> _Exercise description_
In the entries that follow, how many lines contain "heading"? Answer with the number only.

> _Listing_
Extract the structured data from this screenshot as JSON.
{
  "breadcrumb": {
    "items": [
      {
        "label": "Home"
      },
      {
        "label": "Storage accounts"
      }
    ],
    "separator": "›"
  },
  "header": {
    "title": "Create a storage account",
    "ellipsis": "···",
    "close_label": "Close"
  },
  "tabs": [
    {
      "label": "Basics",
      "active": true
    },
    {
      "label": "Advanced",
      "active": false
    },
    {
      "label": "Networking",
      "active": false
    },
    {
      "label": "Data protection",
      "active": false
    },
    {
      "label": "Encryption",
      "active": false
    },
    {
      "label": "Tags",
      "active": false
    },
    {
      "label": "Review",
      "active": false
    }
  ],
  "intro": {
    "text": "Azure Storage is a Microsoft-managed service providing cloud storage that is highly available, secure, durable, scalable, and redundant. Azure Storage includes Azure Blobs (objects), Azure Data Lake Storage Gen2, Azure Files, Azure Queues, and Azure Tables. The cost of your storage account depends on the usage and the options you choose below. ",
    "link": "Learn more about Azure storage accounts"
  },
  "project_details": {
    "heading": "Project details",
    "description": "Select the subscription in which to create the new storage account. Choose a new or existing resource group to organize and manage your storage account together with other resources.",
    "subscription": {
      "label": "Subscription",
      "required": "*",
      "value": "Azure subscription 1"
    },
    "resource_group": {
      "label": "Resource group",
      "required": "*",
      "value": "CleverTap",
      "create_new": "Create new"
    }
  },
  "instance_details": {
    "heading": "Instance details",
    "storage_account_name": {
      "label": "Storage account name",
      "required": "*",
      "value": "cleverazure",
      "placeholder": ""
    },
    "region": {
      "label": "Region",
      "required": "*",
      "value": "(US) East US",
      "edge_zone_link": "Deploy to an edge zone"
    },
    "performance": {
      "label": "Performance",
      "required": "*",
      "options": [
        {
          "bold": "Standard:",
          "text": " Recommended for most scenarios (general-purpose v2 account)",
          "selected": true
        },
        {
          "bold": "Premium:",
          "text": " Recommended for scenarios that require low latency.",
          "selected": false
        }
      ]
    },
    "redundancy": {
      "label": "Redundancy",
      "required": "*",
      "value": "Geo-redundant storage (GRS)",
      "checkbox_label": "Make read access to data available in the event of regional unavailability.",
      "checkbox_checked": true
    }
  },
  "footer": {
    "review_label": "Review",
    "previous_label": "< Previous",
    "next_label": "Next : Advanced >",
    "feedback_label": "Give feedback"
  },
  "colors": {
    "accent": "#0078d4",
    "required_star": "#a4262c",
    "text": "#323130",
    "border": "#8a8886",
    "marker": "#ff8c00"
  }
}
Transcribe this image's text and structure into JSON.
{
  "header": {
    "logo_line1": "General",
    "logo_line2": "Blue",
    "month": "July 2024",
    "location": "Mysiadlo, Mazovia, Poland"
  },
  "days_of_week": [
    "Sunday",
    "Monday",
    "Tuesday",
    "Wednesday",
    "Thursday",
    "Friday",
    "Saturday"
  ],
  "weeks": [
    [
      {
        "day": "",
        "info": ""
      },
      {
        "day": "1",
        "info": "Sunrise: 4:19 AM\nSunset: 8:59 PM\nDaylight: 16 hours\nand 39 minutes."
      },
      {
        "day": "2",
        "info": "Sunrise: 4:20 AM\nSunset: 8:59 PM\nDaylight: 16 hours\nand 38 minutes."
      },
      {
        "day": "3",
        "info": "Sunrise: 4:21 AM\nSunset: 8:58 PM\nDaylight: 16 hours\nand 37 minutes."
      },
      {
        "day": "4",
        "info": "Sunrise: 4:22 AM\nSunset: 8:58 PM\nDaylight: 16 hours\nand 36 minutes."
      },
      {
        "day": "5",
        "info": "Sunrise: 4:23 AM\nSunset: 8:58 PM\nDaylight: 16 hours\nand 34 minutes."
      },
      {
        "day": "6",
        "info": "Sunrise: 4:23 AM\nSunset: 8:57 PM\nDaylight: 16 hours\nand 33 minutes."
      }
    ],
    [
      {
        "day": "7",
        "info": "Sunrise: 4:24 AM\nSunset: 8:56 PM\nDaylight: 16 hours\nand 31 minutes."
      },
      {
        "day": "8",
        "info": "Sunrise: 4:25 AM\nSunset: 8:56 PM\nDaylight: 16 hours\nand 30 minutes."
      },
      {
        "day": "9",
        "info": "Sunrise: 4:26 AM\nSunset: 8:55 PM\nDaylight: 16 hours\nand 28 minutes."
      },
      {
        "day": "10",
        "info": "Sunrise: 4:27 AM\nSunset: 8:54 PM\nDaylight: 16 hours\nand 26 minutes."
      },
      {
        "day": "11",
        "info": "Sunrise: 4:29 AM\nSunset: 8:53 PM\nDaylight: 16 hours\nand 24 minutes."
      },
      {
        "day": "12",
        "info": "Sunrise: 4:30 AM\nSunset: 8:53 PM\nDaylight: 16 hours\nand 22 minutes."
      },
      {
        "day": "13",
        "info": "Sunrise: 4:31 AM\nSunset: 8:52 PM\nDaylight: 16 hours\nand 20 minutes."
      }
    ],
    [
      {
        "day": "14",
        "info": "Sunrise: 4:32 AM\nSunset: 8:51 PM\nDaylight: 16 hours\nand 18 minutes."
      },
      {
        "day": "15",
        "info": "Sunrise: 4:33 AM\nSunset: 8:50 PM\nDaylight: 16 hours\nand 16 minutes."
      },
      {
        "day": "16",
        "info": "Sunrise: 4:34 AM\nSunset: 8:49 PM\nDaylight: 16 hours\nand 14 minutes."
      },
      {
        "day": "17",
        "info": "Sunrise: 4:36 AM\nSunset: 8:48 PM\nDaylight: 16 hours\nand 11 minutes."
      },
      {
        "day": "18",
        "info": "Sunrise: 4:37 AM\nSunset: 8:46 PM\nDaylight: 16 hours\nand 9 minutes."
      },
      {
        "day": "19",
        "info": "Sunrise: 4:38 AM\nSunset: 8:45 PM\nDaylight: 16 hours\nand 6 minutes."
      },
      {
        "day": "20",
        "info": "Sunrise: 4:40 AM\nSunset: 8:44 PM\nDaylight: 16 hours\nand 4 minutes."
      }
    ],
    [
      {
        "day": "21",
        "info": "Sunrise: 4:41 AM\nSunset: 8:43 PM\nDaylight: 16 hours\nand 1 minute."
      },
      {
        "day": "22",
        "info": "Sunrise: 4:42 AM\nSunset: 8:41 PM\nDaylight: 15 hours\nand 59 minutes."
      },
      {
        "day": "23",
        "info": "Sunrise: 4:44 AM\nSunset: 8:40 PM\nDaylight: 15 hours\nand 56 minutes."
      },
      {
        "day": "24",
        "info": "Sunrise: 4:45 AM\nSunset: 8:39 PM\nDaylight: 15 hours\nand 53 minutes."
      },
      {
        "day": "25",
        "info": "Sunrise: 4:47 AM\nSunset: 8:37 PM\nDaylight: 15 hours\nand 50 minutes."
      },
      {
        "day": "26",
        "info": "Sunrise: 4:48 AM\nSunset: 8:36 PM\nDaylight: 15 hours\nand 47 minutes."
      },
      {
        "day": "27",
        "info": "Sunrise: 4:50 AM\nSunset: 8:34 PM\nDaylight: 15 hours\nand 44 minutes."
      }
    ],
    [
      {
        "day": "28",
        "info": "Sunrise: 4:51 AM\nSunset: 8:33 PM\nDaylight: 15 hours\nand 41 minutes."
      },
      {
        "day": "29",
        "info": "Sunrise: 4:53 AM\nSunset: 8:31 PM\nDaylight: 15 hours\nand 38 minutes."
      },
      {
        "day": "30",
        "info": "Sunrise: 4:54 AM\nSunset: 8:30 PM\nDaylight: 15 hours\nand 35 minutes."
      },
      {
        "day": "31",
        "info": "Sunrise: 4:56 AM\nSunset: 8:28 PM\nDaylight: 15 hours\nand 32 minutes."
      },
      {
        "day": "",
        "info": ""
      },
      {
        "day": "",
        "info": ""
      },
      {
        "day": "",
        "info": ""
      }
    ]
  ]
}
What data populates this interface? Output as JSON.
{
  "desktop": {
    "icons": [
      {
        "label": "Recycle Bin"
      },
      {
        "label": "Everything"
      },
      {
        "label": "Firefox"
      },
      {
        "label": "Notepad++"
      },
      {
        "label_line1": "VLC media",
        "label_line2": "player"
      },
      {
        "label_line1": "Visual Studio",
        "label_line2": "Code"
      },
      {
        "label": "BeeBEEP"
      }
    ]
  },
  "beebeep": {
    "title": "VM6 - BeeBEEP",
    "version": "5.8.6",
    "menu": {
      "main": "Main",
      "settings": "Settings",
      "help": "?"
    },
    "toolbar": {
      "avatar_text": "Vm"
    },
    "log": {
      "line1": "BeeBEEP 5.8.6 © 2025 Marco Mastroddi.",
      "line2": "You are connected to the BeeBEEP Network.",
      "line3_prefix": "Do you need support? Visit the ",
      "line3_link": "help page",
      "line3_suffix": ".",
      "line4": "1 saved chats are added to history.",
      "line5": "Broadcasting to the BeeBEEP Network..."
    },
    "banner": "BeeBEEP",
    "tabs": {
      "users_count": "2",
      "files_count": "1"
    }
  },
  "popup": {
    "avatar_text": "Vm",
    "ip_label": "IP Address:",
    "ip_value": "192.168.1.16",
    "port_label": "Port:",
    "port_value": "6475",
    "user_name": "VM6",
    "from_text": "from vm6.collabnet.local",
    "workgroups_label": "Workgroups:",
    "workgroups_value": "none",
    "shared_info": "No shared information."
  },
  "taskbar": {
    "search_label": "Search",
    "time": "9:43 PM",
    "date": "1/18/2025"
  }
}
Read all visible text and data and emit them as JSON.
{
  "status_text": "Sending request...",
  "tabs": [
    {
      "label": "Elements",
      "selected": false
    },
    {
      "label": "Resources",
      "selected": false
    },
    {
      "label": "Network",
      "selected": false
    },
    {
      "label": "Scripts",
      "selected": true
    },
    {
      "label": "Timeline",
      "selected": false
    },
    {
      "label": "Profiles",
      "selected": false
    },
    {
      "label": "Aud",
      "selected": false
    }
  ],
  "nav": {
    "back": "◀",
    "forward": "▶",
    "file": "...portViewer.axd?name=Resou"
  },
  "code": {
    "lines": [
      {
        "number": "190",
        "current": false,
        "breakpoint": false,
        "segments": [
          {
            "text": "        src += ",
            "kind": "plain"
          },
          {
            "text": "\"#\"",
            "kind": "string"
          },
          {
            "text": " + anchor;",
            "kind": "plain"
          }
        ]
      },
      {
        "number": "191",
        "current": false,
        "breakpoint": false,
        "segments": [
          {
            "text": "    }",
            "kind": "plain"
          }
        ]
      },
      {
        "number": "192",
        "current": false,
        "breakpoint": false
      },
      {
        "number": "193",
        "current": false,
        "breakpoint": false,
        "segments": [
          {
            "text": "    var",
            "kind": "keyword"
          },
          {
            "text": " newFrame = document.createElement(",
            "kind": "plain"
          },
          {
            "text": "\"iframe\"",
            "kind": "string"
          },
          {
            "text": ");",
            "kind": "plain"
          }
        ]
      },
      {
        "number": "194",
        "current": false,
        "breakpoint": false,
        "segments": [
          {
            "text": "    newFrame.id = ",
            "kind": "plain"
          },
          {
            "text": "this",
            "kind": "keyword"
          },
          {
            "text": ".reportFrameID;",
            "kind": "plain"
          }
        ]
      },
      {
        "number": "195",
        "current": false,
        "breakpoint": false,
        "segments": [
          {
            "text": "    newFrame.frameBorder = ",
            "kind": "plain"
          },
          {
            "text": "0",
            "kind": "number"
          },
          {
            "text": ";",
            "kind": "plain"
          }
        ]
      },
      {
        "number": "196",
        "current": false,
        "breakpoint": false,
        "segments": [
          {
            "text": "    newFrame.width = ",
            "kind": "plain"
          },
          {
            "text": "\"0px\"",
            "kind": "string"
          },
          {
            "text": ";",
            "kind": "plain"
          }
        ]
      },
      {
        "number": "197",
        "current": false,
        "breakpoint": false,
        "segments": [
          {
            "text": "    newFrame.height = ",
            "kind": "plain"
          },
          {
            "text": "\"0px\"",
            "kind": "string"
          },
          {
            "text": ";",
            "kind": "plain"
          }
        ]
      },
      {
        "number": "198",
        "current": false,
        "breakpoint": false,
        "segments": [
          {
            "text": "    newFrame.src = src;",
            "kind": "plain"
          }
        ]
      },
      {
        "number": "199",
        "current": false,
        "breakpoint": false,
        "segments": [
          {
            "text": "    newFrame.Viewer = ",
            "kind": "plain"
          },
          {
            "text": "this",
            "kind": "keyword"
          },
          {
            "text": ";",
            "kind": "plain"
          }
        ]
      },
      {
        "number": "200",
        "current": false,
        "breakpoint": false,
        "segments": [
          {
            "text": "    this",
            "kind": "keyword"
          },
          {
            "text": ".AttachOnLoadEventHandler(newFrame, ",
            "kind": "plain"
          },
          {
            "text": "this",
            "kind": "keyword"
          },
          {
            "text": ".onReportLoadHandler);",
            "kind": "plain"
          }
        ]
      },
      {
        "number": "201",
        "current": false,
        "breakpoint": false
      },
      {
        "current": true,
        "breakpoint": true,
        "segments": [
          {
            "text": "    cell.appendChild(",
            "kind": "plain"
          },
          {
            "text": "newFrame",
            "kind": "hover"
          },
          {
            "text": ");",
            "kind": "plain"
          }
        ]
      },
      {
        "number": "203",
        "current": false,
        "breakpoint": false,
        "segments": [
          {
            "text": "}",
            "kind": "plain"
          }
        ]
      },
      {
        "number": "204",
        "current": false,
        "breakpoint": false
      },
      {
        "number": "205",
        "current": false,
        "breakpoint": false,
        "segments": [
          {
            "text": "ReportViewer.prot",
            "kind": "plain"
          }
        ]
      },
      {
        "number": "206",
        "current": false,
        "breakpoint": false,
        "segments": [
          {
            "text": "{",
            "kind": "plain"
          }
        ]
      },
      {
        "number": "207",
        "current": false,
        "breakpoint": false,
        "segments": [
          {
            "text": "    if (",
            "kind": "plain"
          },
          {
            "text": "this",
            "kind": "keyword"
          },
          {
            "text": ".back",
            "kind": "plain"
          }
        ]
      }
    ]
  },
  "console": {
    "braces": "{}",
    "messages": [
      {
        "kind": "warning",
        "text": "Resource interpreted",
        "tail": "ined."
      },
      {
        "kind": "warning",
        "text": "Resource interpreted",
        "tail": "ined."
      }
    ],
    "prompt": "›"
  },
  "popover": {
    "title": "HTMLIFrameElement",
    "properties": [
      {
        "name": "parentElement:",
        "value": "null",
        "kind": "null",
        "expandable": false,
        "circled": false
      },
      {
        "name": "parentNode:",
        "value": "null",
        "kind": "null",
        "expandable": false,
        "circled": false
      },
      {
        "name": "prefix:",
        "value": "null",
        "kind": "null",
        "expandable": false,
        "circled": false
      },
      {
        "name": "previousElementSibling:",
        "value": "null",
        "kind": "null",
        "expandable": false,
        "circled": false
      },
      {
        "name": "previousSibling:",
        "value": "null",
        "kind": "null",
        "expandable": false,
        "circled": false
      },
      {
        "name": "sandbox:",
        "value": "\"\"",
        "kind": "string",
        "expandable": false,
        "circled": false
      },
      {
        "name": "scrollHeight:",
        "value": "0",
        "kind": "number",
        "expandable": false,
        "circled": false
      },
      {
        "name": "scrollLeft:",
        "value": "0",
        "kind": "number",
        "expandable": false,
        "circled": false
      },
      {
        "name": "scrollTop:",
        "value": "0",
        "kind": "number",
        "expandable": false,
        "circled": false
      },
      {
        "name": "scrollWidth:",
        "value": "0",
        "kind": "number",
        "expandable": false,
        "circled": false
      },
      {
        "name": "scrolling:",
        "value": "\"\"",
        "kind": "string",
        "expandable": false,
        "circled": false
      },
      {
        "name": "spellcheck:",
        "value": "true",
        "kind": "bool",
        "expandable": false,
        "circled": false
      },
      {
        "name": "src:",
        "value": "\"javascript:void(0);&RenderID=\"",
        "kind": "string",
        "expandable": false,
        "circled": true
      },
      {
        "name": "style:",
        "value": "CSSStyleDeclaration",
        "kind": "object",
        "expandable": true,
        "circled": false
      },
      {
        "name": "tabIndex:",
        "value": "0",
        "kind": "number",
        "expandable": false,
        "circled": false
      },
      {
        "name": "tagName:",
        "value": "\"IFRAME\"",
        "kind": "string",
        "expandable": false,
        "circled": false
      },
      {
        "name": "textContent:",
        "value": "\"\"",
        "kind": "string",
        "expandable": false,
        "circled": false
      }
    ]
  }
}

> _Result for this task_
2